→ **SUPPLIED MATERIAL**
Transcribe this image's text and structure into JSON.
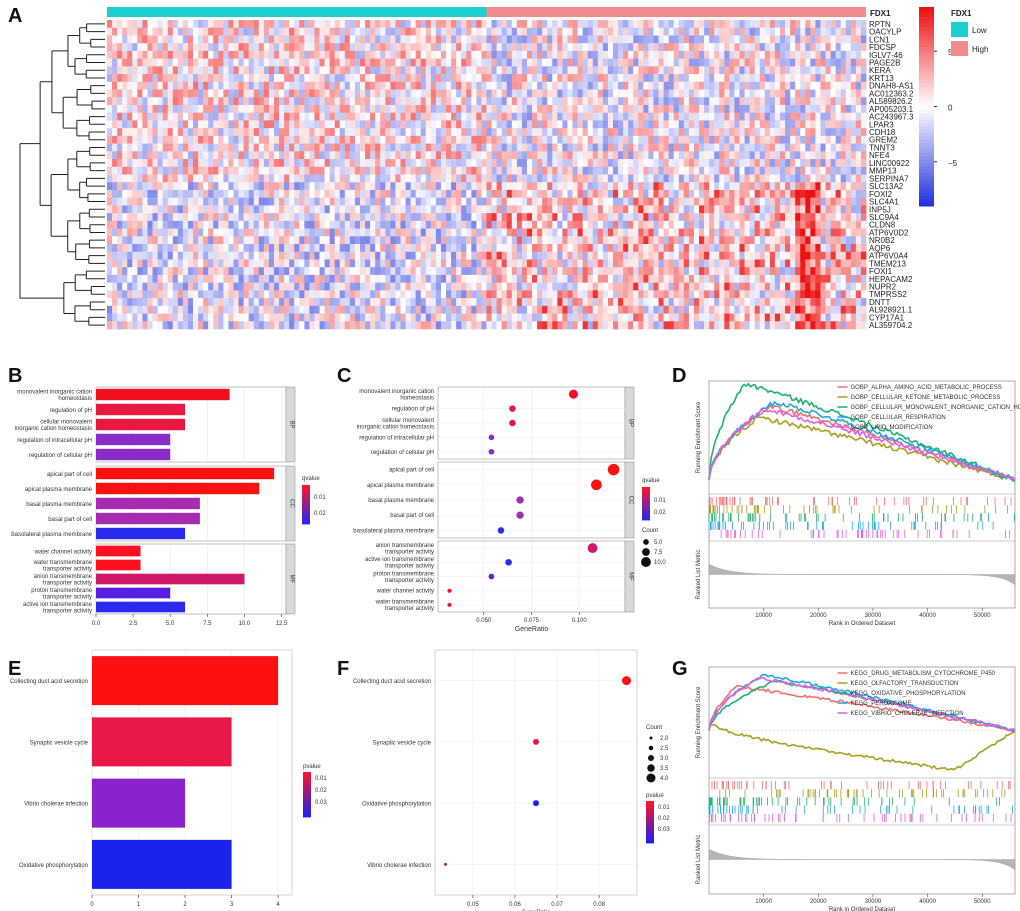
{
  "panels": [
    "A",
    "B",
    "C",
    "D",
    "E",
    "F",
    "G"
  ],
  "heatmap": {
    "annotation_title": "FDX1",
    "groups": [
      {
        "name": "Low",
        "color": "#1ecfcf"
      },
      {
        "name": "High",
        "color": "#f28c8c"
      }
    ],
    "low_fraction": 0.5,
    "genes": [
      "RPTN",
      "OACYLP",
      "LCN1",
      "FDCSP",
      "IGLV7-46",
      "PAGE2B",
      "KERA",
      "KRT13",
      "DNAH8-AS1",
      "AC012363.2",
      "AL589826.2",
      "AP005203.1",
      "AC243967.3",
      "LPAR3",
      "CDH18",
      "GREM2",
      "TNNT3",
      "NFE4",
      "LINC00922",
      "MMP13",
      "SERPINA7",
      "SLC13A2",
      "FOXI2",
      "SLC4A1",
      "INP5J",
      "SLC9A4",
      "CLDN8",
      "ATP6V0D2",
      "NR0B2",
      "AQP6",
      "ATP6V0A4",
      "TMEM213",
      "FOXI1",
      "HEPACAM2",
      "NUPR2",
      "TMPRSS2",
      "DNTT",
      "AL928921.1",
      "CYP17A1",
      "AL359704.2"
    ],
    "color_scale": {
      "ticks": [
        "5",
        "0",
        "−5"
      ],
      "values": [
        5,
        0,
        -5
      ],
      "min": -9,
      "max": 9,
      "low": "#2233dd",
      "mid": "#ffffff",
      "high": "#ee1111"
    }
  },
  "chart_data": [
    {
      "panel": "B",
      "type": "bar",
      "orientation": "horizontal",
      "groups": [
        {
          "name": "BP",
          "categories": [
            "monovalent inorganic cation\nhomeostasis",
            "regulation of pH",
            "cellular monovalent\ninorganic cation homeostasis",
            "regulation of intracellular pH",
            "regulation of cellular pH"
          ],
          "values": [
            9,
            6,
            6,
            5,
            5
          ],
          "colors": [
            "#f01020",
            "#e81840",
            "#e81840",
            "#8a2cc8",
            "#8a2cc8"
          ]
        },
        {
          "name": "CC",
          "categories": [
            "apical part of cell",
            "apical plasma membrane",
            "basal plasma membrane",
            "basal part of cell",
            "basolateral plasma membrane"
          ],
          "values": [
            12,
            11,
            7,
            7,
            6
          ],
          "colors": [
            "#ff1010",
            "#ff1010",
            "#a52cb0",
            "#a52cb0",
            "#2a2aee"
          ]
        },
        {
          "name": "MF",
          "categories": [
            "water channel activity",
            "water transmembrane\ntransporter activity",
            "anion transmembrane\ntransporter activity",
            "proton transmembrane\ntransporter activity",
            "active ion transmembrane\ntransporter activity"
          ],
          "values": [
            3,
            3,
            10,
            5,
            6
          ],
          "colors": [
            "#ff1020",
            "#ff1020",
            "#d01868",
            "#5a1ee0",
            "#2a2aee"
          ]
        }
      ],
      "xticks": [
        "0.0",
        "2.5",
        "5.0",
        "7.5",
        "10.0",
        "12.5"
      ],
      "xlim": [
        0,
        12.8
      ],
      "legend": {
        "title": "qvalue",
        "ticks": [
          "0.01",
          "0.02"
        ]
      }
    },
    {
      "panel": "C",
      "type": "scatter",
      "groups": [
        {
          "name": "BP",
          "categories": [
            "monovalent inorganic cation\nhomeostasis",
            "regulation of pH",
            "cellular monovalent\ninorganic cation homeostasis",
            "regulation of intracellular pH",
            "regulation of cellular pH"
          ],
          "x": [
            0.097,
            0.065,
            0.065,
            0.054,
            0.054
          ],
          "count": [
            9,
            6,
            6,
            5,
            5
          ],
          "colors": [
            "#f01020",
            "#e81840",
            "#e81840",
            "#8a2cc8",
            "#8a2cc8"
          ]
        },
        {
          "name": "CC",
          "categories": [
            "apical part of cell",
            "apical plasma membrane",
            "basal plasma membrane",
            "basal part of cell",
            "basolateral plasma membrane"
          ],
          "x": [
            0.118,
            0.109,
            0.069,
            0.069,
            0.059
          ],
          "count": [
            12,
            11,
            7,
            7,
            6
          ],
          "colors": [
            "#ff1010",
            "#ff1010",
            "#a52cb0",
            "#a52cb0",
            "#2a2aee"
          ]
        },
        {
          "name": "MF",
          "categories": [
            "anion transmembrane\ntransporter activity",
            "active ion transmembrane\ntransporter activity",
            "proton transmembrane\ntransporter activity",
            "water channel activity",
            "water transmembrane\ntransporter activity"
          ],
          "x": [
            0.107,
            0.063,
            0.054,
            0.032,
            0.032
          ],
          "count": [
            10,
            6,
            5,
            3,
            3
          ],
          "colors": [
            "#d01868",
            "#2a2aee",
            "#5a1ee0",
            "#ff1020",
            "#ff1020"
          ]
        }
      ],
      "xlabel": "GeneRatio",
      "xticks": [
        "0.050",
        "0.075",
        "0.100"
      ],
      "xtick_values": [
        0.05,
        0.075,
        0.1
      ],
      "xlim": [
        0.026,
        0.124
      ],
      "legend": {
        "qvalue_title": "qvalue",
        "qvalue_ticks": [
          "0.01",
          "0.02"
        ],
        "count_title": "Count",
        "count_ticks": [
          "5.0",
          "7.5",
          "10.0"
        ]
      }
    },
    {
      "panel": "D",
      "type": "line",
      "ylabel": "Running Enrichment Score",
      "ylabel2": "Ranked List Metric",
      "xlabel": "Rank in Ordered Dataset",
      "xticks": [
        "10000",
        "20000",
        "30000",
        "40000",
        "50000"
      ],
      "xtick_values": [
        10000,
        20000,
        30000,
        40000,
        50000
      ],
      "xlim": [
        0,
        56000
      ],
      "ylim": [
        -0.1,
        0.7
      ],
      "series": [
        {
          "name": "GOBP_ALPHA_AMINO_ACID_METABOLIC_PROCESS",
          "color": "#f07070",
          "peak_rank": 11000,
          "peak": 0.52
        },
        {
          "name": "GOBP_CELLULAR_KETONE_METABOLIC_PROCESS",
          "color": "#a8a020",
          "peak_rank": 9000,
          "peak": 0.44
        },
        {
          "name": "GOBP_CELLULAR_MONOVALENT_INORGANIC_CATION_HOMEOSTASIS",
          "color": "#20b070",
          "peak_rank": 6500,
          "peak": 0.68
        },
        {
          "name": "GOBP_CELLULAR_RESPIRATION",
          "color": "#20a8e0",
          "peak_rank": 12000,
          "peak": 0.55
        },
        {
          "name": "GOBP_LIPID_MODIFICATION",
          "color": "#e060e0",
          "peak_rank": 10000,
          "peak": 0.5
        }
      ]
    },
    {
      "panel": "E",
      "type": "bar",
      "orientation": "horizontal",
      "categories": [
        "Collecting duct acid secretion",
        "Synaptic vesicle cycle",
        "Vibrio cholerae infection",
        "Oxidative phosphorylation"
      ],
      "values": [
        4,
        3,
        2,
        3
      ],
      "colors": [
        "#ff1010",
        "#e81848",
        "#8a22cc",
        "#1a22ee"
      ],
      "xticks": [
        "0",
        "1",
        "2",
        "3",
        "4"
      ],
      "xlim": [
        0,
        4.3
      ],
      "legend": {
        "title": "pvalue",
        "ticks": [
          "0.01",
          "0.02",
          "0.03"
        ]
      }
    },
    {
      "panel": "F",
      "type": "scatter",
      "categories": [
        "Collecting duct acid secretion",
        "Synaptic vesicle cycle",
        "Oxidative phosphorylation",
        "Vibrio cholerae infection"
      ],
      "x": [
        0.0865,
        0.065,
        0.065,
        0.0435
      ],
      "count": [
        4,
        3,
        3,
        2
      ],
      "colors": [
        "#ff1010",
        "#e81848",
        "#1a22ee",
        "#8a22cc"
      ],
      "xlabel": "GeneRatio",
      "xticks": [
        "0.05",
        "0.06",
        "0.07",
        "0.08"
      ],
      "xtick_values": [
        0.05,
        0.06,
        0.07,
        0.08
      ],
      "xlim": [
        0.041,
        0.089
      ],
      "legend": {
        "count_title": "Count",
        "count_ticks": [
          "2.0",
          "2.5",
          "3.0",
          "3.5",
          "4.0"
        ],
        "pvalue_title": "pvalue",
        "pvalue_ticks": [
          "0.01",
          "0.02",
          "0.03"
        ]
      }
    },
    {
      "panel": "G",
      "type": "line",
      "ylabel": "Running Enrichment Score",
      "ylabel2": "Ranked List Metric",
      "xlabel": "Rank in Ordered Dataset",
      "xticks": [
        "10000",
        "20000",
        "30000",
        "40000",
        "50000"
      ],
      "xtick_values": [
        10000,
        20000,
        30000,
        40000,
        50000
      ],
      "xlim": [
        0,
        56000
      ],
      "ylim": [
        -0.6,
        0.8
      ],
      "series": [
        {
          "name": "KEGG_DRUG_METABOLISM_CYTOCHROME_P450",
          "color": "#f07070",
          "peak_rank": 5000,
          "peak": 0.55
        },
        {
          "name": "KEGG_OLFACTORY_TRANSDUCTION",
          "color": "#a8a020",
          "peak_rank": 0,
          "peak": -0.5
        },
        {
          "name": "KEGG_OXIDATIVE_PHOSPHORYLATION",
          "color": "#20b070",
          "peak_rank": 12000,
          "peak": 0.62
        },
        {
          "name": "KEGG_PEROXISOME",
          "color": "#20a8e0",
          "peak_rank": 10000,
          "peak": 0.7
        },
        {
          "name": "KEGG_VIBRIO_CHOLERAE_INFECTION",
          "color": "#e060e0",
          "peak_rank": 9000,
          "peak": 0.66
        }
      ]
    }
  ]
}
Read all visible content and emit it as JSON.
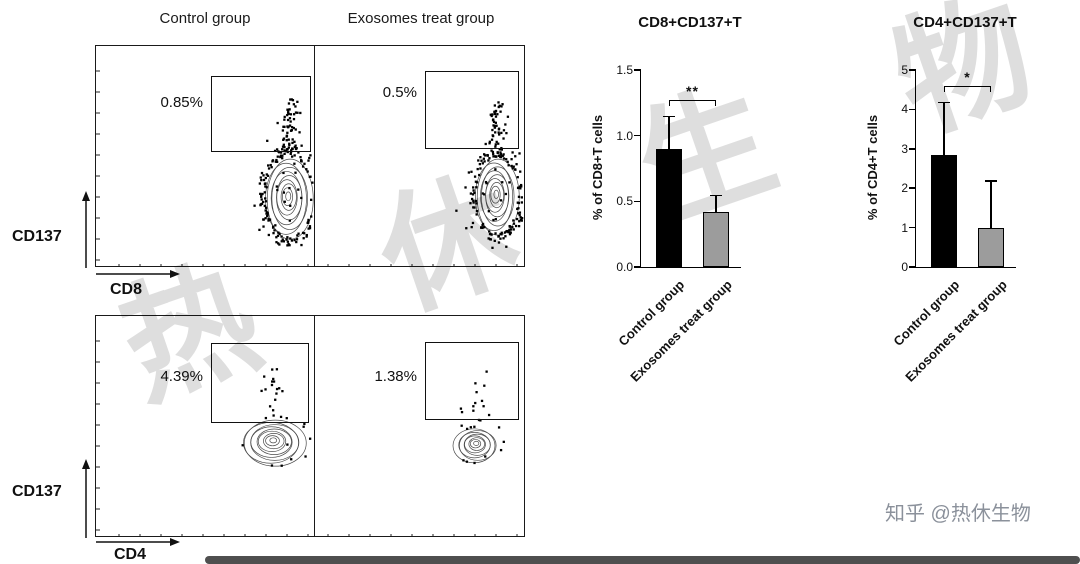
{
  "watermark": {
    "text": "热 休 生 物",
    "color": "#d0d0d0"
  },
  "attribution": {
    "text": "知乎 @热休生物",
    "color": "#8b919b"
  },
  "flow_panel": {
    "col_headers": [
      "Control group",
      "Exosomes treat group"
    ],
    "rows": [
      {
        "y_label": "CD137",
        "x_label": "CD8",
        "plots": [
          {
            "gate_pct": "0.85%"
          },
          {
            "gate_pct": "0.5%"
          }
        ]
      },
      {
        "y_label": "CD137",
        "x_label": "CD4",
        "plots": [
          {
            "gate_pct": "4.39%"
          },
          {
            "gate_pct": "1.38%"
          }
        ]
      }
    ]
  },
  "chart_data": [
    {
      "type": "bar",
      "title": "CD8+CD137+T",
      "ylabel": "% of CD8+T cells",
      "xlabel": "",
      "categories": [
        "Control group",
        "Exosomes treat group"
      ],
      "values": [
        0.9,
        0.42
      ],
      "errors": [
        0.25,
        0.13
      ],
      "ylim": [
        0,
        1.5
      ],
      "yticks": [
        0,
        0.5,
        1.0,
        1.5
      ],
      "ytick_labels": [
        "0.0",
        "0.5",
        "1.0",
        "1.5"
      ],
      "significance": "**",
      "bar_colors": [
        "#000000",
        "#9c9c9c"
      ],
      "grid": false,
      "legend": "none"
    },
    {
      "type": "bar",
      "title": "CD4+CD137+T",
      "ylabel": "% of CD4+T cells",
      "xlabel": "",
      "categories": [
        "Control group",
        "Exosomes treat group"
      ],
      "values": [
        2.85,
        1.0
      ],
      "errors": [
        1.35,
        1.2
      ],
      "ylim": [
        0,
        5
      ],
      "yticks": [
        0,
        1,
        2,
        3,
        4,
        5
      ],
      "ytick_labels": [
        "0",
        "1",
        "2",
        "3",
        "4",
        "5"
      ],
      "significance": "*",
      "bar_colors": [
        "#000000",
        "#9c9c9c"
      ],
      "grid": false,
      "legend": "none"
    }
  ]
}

→ **TRY IT**
Each line in the data that holds the string "text" must be returned.

→ **ANSWER FOR THIS EXERCISE**
Transcribe this image's text and structure into JSON.
    "text": "热 休 生 物",
    "text": "知乎 @热休生物",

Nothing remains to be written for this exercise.